Rows —
____________________

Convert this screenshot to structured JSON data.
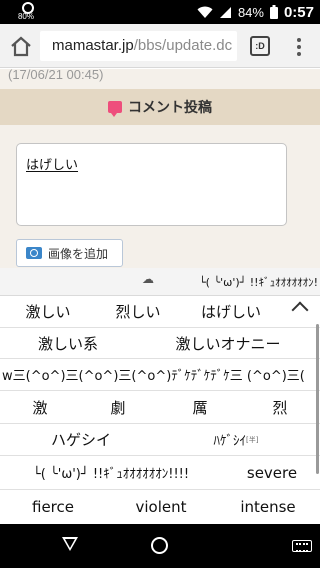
{
  "status_bar": {
    "battery_circle_pct": "80%",
    "battery_pct": "84%",
    "time": "0:57"
  },
  "browser": {
    "url_host": "mamastar.jp",
    "url_path": "/bbs/update.dc",
    "tabs_label": ":D"
  },
  "page": {
    "date": "(17/06/21 00:45)",
    "section_title": "コメント投稿",
    "comment_text": "はげしい",
    "add_image_label": "画像を追加"
  },
  "keyboard": {
    "top_preview": "└( ╰'ω')┘ !!ｷﾞｭｵｵｵｵｵｵﾝ!",
    "rows": [
      [
        "激しい",
        "烈しい",
        "はげしい"
      ],
      [
        "激しい系",
        "激しいオナニー"
      ],
      [
        "w三(^o^)三(^o^)三(^o^)ﾃﾞｹﾃﾞｹﾃﾞｹ三 (^o^)三("
      ],
      [
        "激",
        "劇",
        "厲",
        "烈"
      ],
      [
        "ハゲシイ",
        "ﾊｹﾞｼｲ"
      ],
      [
        "└( ╰'ω')┘ !!ｷﾞｭｵｵｵｵｵｵﾝ!!!!",
        "severe"
      ],
      [
        "fierce",
        "violent",
        "intense"
      ]
    ],
    "half_width_mark": "[半]"
  },
  "icons": {
    "status_left": "battery-circle-icon",
    "wifi": "wifi-icon",
    "signal": "signal-icon",
    "battery": "battery-icon",
    "home": "home-icon",
    "tabs": "tab-switcher-icon",
    "menu": "overflow-menu-icon",
    "comment": "comment-icon",
    "camera": "camera-icon",
    "cloud": "cloud-icon",
    "collapse": "chevron-up-icon",
    "back": "back-icon",
    "nav_home": "home-circle-icon",
    "keyboard": "keyboard-icon"
  },
  "colors": {
    "status_bar": "#000000",
    "section_header": "#e4d8c4",
    "page_bg": "#f4f0ea",
    "comment_icon": "#ee4e7c",
    "camera_icon": "#3b86c9"
  }
}
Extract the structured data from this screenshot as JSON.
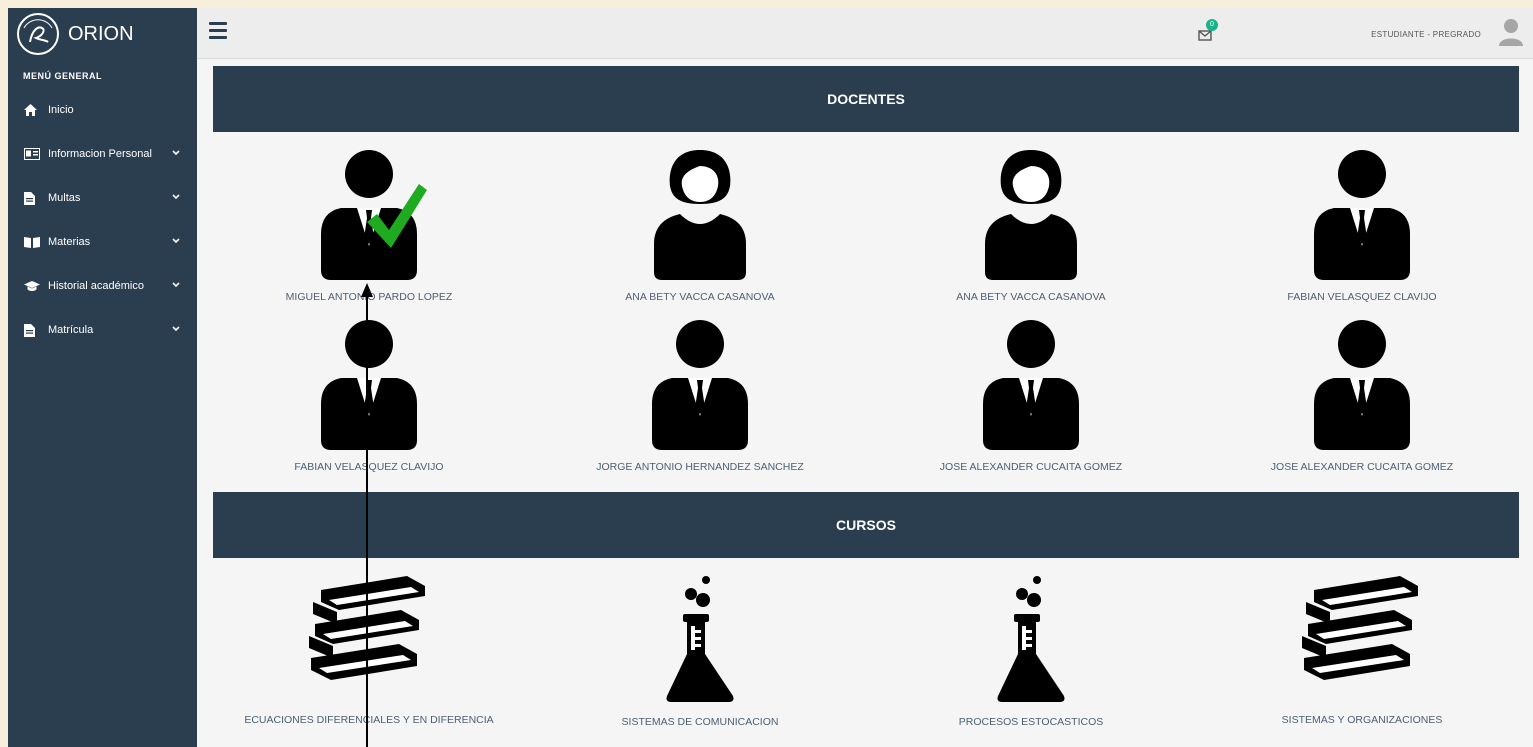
{
  "app": {
    "name": "ORION"
  },
  "sidebar": {
    "menu_title": "MENÚ GENERAL",
    "items": [
      {
        "label": "Inicio",
        "icon": "home-icon",
        "expandable": false
      },
      {
        "label": "Informacion Personal",
        "icon": "id-card-icon",
        "expandable": true
      },
      {
        "label": "Multas",
        "icon": "document-icon",
        "expandable": true
      },
      {
        "label": "Materias",
        "icon": "open-book-icon",
        "expandable": true
      },
      {
        "label": "Historial académico",
        "icon": "graduation-cap-icon",
        "expandable": true
      },
      {
        "label": "Matrícula",
        "icon": "document-icon",
        "expandable": true
      }
    ]
  },
  "header": {
    "notification_count": "0",
    "role": "ESTUDIANTE - PREGRADO"
  },
  "docentes": {
    "title": "DOCENTES",
    "items": [
      {
        "name": "MIGUEL ANTONIO PARDO LOPEZ",
        "avatar": "man-icon",
        "checked": true
      },
      {
        "name": "ANA BETY VACCA CASANOVA",
        "avatar": "woman-icon",
        "checked": false
      },
      {
        "name": "ANA BETY VACCA CASANOVA",
        "avatar": "woman-icon",
        "checked": false
      },
      {
        "name": "FABIAN VELASQUEZ CLAVIJO",
        "avatar": "man-icon",
        "checked": false
      },
      {
        "name": "FABIAN VELASQUEZ CLAVIJO",
        "avatar": "man-icon",
        "checked": false
      },
      {
        "name": "JORGE ANTONIO HERNANDEZ SANCHEZ",
        "avatar": "man-icon",
        "checked": false
      },
      {
        "name": "JOSE ALEXANDER CUCAITA GOMEZ",
        "avatar": "man-icon",
        "checked": false
      },
      {
        "name": "JOSE ALEXANDER CUCAITA GOMEZ",
        "avatar": "man-icon",
        "checked": false
      }
    ]
  },
  "cursos": {
    "title": "CURSOS",
    "items": [
      {
        "name": "ECUACIONES DIFERENCIALES Y EN DIFERENCIA",
        "icon": "books-icon"
      },
      {
        "name": "SISTEMAS DE COMUNICACION",
        "icon": "flask-icon"
      },
      {
        "name": "PROCESOS ESTOCASTICOS",
        "icon": "flask-icon"
      },
      {
        "name": "SISTEMAS Y ORGANIZACIONES",
        "icon": "books-icon"
      }
    ]
  },
  "colors": {
    "sidebar": "#2b3e50",
    "content_bg": "#f5f5f5",
    "label_text": "#4d5f74",
    "check": "#1faa1f",
    "badge": "#1bb38a"
  }
}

____________________

Of the lines in the data above, how many contain the word "this"? Give only that figure.

Correct answer — 2